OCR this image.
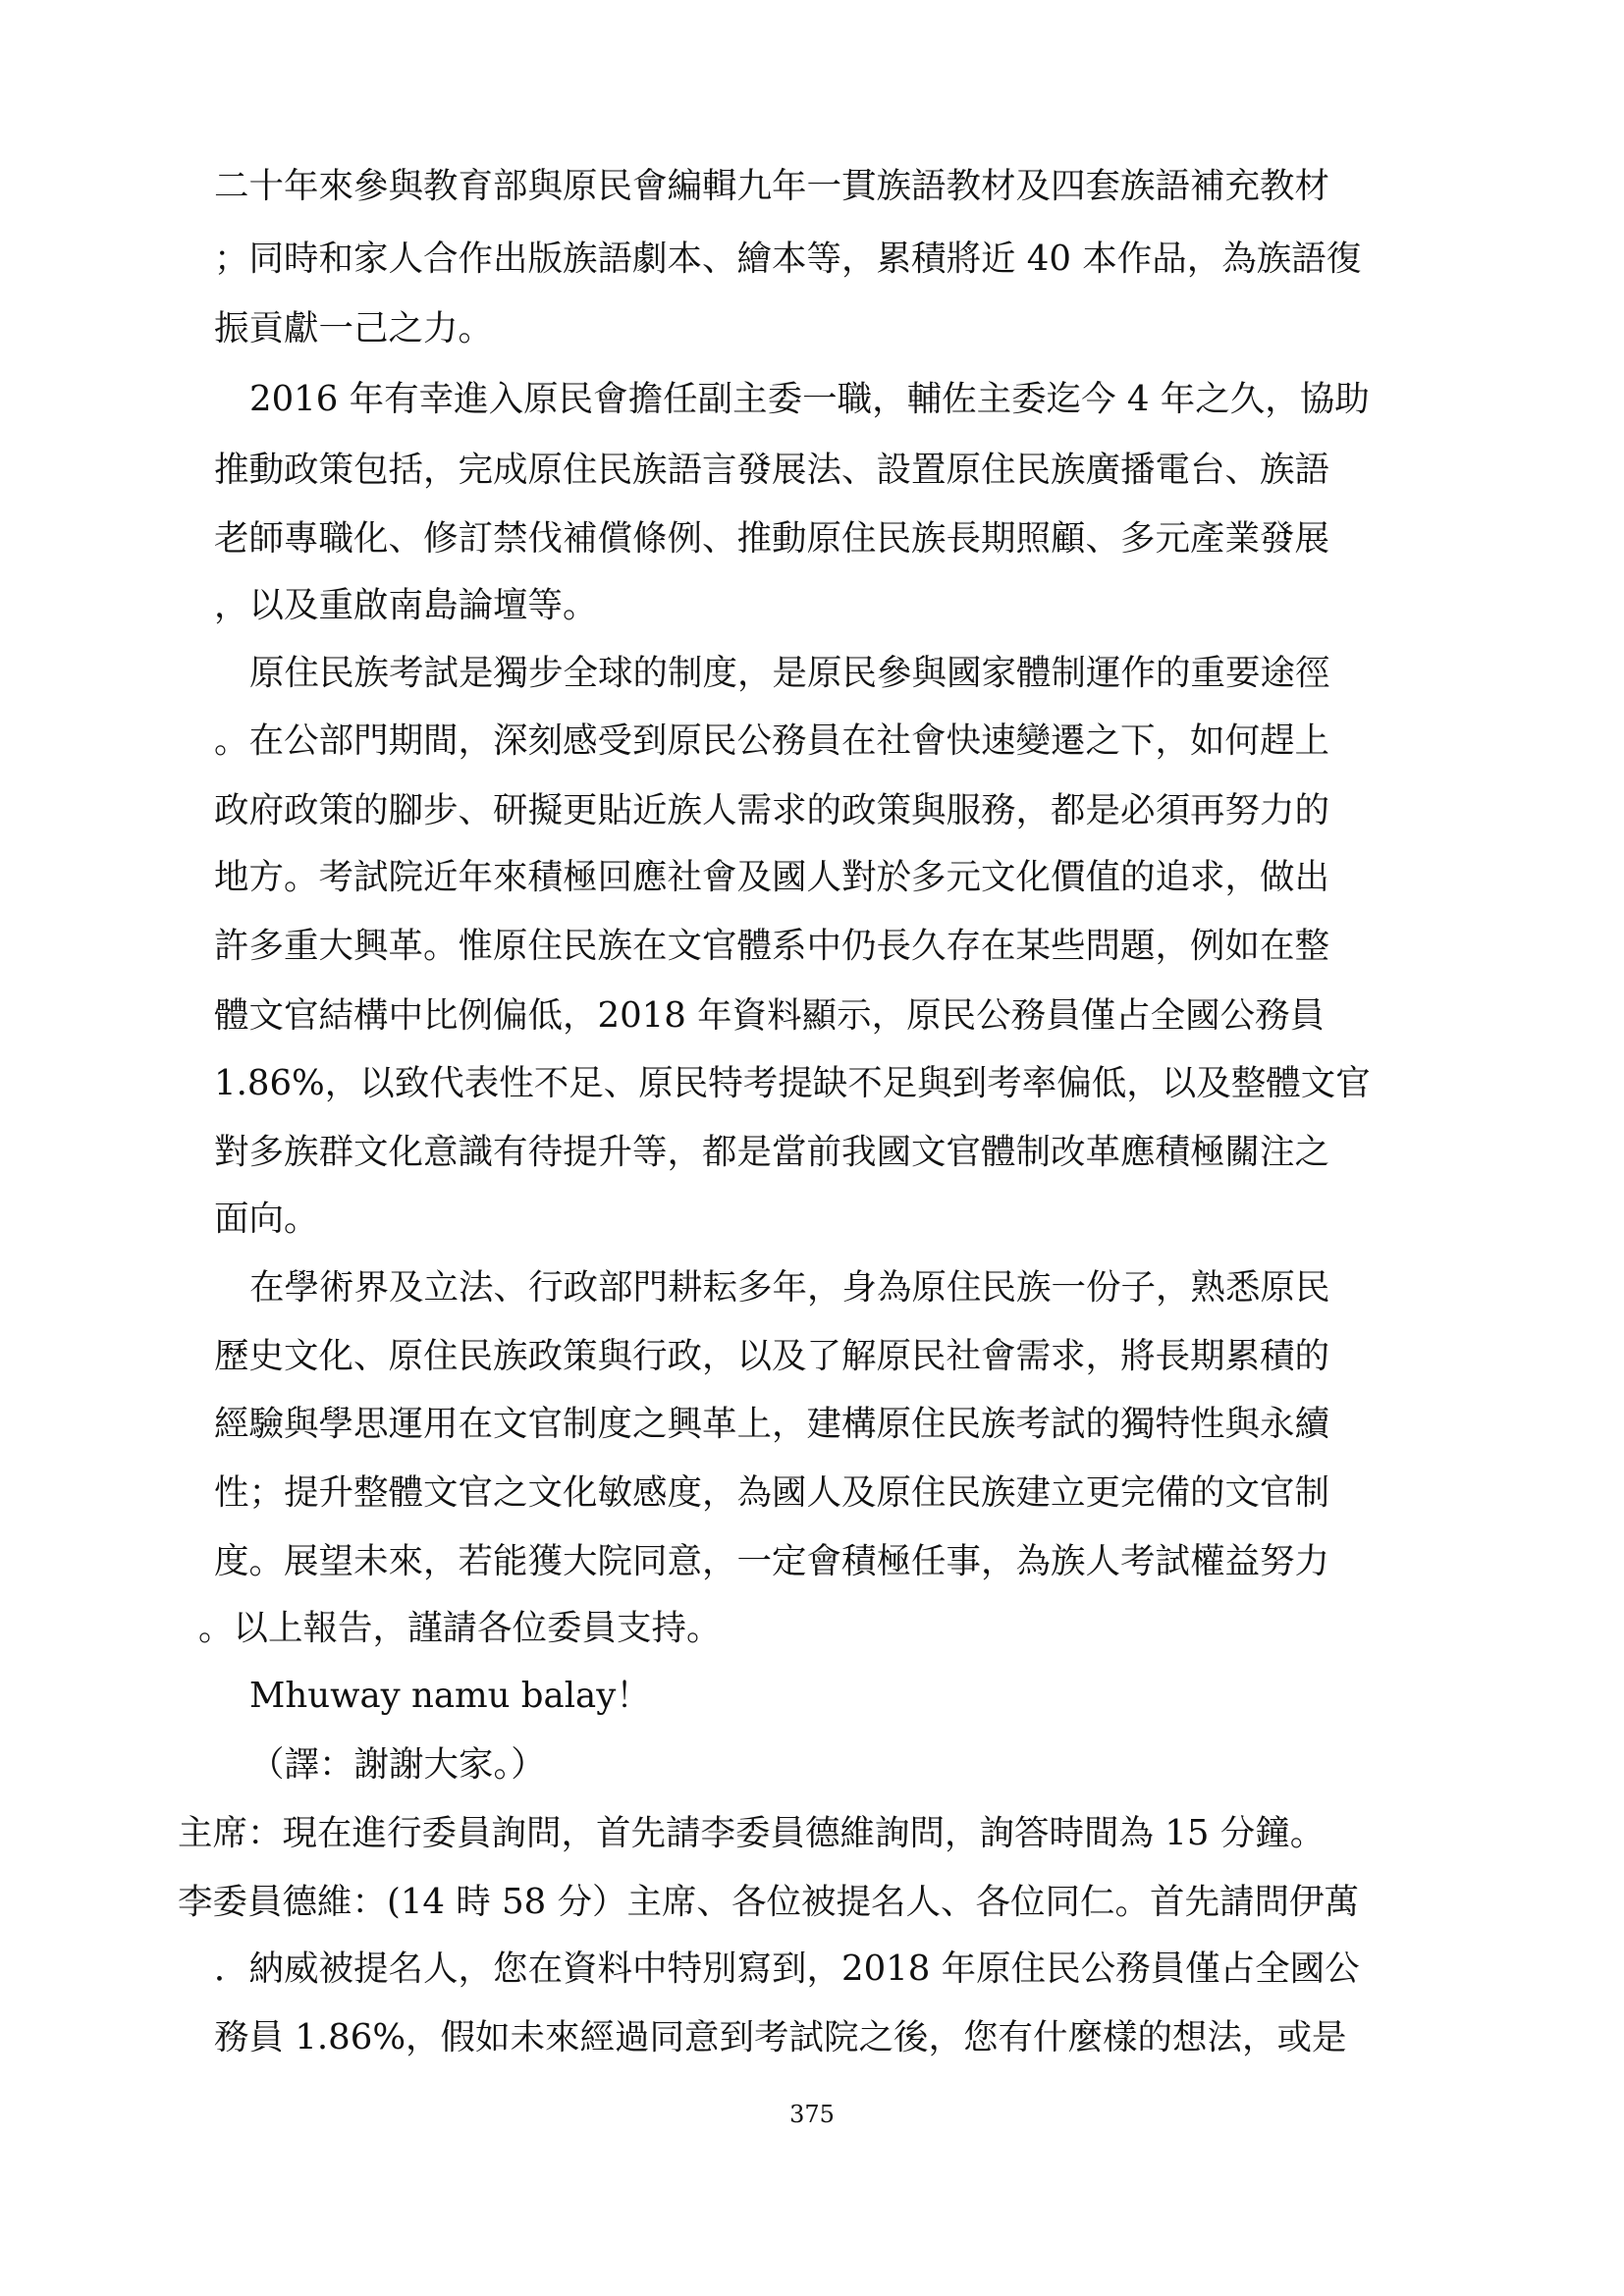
二十年來參與教育部與原民會編輯九年一貫族語教材及四套族語補充教材
；同時和家人合作出版族語劇本、繪本等，累積將近 40 本作品，為族語復
振貢獻一己之力。
2016 年有幸進入原民會擔任副主委一職，輔佐主委迄今 4 年之久，協助
推動政策包括，完成原住民族語言發展法、設置原住民族廣播電台、族語
老師專職化、修訂禁伐補償條例、推動原住民族長期照顧、多元產業發展
，以及重啟南島論壇等。
原住民族考試是獨步全球的制度，是原民參與國家體制運作的重要途徑
。在公部門期間，深刻感受到原民公務員在社會快速變遷之下，如何趕上
政府政策的腳步、研擬更貼近族人需求的政策與服務，都是必須再努力的
地方。考試院近年來積極回應社會及國人對於多元文化價值的追求，做出
許多重大興革。惟原住民族在文官體系中仍長久存在某些問題，例如在整
體文官結構中比例偏低，2018 年資料顯示，原民公務員僅占全國公務員
1.86%，以致代表性不足、原民特考提缺不足與到考率偏低，以及整體文官
對多族群文化意識有待提升等，都是當前我國文官體制改革應積極關注之
面向。
在學術界及立法、行政部門耕耘多年，身為原住民族一份子，熟悉原民
歷史文化、原住民族政策與行政，以及了解原民社會需求，將長期累積的
經驗與學思運用在文官制度之興革上，建構原住民族考試的獨特性與永續
性；提升整體文官之文化敏感度，為國人及原住民族建立更完備的文官制
度。展望未來，若能獲大院同意，一定會積極任事，為族人考試權益努力
。以上報告，謹請各位委員支持。
Mhuway namu balay！
（譯：謝謝大家。）
主席：現在進行委員詢問，首先請李委員德維詢問，詢答時間為 15 分鐘。
李委員德維：(14 時 58 分）主席、各位被提名人、各位同仁。首先請問伊萬
．納威被提名人，您在資料中特別寫到，2018 年原住民公務員僅占全國公
務員 1.86%，假如未來經過同意到考試院之後，您有什麼樣的想法，或是
375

== What the task requires ==
Transcribe the records above exactly, leaving out every picture.

== Result of the task ==
OCR this image.
二十年來參與教育部與原民會編輯九年一貫族語教材及四套族語補充教材
；同時和家人合作出版族語劇本、繪本等，累積將近 40 本作品，為族語復
振貢獻一己之力。
2016 年有幸進入原民會擔任副主委一職，輔佐主委迄今 4 年之久，協助
推動政策包括，完成原住民族語言發展法、設置原住民族廣播電台、族語
老師專職化、修訂禁伐補償條例、推動原住民族長期照顧、多元產業發展
，以及重啟南島論壇等。
原住民族考試是獨步全球的制度，是原民參與國家體制運作的重要途徑
。在公部門期間，深刻感受到原民公務員在社會快速變遷之下，如何趕上
政府政策的腳步、研擬更貼近族人需求的政策與服務，都是必須再努力的
地方。考試院近年來積極回應社會及國人對於多元文化價值的追求，做出
許多重大興革。惟原住民族在文官體系中仍長久存在某些問題，例如在整
體文官結構中比例偏低，2018 年資料顯示，原民公務員僅占全國公務員
1.86%，以致代表性不足、原民特考提缺不足與到考率偏低，以及整體文官
對多族群文化意識有待提升等，都是當前我國文官體制改革應積極關注之
面向。
在學術界及立法、行政部門耕耘多年，身為原住民族一份子，熟悉原民
歷史文化、原住民族政策與行政，以及了解原民社會需求，將長期累積的
經驗與學思運用在文官制度之興革上，建構原住民族考試的獨特性與永續
性；提升整體文官之文化敏感度，為國人及原住民族建立更完備的文官制
度。展望未來，若能獲大院同意，一定會積極任事，為族人考試權益努力
。以上報告，謹請各位委員支持。
Mhuway namu balay！
（譯：謝謝大家。）
主席：現在進行委員詢問，首先請李委員德維詢問，詢答時間為 15 分鐘。
李委員德維：(14 時 58 分）主席、各位被提名人、各位同仁。首先請問伊萬
．納威被提名人，您在資料中特別寫到，2018 年原住民公務員僅占全國公
務員 1.86%，假如未來經過同意到考試院之後，您有什麼樣的想法，或是
375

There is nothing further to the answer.